(Stored records)
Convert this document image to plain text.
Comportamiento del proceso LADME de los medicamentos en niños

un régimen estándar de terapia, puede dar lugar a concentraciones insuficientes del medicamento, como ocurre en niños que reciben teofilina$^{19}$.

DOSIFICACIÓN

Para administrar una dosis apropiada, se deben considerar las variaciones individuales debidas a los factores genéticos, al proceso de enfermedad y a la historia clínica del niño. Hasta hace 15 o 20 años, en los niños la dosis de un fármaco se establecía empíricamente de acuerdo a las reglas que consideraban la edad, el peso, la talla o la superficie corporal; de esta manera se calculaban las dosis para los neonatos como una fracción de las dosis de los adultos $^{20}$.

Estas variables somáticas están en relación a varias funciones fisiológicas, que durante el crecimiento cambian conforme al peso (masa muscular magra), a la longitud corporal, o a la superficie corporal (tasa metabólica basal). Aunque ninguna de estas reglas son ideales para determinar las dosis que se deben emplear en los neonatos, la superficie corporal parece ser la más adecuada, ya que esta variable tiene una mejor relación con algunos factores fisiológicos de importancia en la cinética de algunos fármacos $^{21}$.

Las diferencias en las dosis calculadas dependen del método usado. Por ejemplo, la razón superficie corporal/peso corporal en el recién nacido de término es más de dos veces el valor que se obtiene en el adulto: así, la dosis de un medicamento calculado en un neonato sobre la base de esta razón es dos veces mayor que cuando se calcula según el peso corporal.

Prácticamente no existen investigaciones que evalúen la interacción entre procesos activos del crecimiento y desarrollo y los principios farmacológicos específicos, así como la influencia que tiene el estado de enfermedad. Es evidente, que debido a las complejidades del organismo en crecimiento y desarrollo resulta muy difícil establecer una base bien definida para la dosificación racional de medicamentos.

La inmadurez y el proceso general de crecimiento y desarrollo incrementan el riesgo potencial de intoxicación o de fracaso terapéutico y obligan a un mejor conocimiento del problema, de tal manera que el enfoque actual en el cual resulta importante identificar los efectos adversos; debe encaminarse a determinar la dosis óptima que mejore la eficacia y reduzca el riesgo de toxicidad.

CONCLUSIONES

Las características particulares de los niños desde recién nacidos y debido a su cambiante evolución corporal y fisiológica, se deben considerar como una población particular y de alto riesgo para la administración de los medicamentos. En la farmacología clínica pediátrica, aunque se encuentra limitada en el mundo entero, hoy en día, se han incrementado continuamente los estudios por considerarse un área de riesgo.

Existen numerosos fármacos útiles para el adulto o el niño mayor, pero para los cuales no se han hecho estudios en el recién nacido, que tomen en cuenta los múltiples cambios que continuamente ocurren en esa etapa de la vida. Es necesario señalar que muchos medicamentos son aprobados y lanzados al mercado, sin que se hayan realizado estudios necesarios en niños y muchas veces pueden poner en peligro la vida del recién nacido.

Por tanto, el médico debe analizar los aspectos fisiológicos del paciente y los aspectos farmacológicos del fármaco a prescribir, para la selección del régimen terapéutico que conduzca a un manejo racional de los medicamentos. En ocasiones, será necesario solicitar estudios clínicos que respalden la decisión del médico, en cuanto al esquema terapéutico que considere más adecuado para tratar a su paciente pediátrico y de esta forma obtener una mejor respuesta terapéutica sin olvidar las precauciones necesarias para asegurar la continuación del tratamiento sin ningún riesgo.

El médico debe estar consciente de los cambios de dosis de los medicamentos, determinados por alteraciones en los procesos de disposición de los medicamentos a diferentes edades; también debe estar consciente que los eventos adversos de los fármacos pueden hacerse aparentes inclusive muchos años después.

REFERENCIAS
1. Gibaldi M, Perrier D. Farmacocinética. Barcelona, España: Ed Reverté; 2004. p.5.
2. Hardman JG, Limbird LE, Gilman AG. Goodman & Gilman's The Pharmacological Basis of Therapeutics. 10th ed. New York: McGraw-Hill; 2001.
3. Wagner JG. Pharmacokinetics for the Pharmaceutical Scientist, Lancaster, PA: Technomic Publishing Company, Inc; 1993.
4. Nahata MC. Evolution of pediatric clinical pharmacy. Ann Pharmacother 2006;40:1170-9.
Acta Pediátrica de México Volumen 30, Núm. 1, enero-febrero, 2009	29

What is required
Can you reproduce all the material exactly?

Output for this task
Convert this document image to plain text.
Comportamiento del proceso LADME de los medicamentos en niños

un régimen estándar de terapia, puede dar lugar a concentraciones insuficientes del medicamento, como ocurre en niños que reciben teofilina$^{19}$.

DOSIFICACIÓN

Para administrar una dosis apropiada, se deben considerar las variaciones individuales debidas a los factores genéticos, al proceso de enfermedad y a la historia clínica del niño. Hasta hace 15 o 20 años, en los niños la dosis de un fármaco se establecía empíricamente de acuerdo a las reglas que consideraban la edad, el peso, la talla o la superficie corporal; de esta manera se calculaban las dosis para los neonatos como una fracción de las dosis de los adultos $^{20}$.

Estas variables somáticas están en relación a varias funciones fisiológicas, que durante el crecimiento cambian conforme al peso (masa muscular magra), a la longitud corporal, o a la superficie corporal (tasa metabólica basal). Aunque ninguna de estas reglas son ideales para determinar las dosis que se deben emplear en los neonatos, la superficie corporal parece ser la más adecuada, ya que esta variable tiene una mejor relación con algunos factores fisiológicos de importancia en la cinética de algunos fármacos $^{21}$.

Las diferencias en las dosis calculadas dependen del método usado. Por ejemplo, la razón superficie corporal/peso corporal en el recién nacido de término es más de dos veces el valor que se obtiene en el adulto: así, la dosis de un medicamento calculado en un neonato sobre la base de esta razón es dos veces mayor que cuando se calcula según el peso corporal.

Prácticamente no existen investigaciones que evalúen la interacción entre procesos activos del crecimiento y desarrollo y los principios farmacológicos específicos, así como la influencia que tiene el estado de enfermedad. Es evidente, que debido a las complejidades del organismo en crecimiento y desarrollo resulta muy difícil establecer una base bien definida para la dosificación racional de medicamentos.

La inmadurez y el proceso general de crecimiento y desarrollo incrementan el riesgo potencial de intoxicación o de fracaso terapéutico y obligan a un mejor conocimiento del problema, de tal manera que el enfoque actual en el cual resulta importante identificar los efectos adversos; debe encaminarse a determinar la dosis óptima que mejore la eficacia y reduzca el riesgo de toxicidad.

CONCLUSIONES

Las características particulares de los niños desde recién nacidos y debido a su cambiante evolución corporal y fisiológica, se deben considerar como una población particular y de alto riesgo para la administración de los medicamentos. En la farmacología clínica pediátrica, aunque se encuentra limitada en el mundo entero, hoy en día, se han incrementado continuamente los estudios por considerarse un área de riesgo.

Existen numerosos fármacos útiles para el adulto o el niño mayor, pero para los cuales no se han hecho estudios en el recién nacido, que tomen en cuenta los múltiples cambios que continuamente ocurren en esa etapa de la vida. Es necesario señalar que muchos medicamentos son aprobados y lanzados al mercado, sin que se hayan realizado estudios necesarios en niños y muchas veces pueden poner en peligro la vida del recién nacido.

Por tanto, el médico debe analizar los aspectos fisiológicos del paciente y los aspectos farmacológicos del fármaco a prescribir, para la selección del régimen terapéutico que conduzca a un manejo racional de los medicamentos. En ocasiones, será necesario solicitar estudios clínicos que respalden la decisión del médico, en cuanto al esquema terapéutico que considere más adecuado para tratar a su paciente pediátrico y de esta forma obtener una mejor respuesta terapéutica sin olvidar las precauciones necesarias para asegurar la continuación del tratamiento sin ningún riesgo.

El médico debe estar consciente de los cambios de dosis de los medicamentos, determinados por alteraciones en los procesos de disposición de los medicamentos a diferentes edades; también debe estar consciente que los eventos adversos de los fármacos pueden hacerse aparentes inclusive muchos años después.

REFERENCIAS
1. Gibaldi M, Perrier D. Farmacocinética. Barcelona, España: Ed Reverté; 2004. p.5.
2. Hardman JG, Limbird LE, Gilman AG. Goodman & Gilman's The Pharmacological Basis of Therapeutics. 10th ed. New York: McGraw-Hill; 2001.
3. Wagner JG. Pharmacokinetics for the Pharmaceutical Scientist, Lancaster, PA: Technomic Publishing Company, Inc; 1993.
4. Nahata MC. Evolution of pediatric clinical pharmacy. Ann Pharmacother 2006;40:1170-9.
Acta Pediátrica de México Volumen 30, Núm. 1, enero-febrero, 2009	29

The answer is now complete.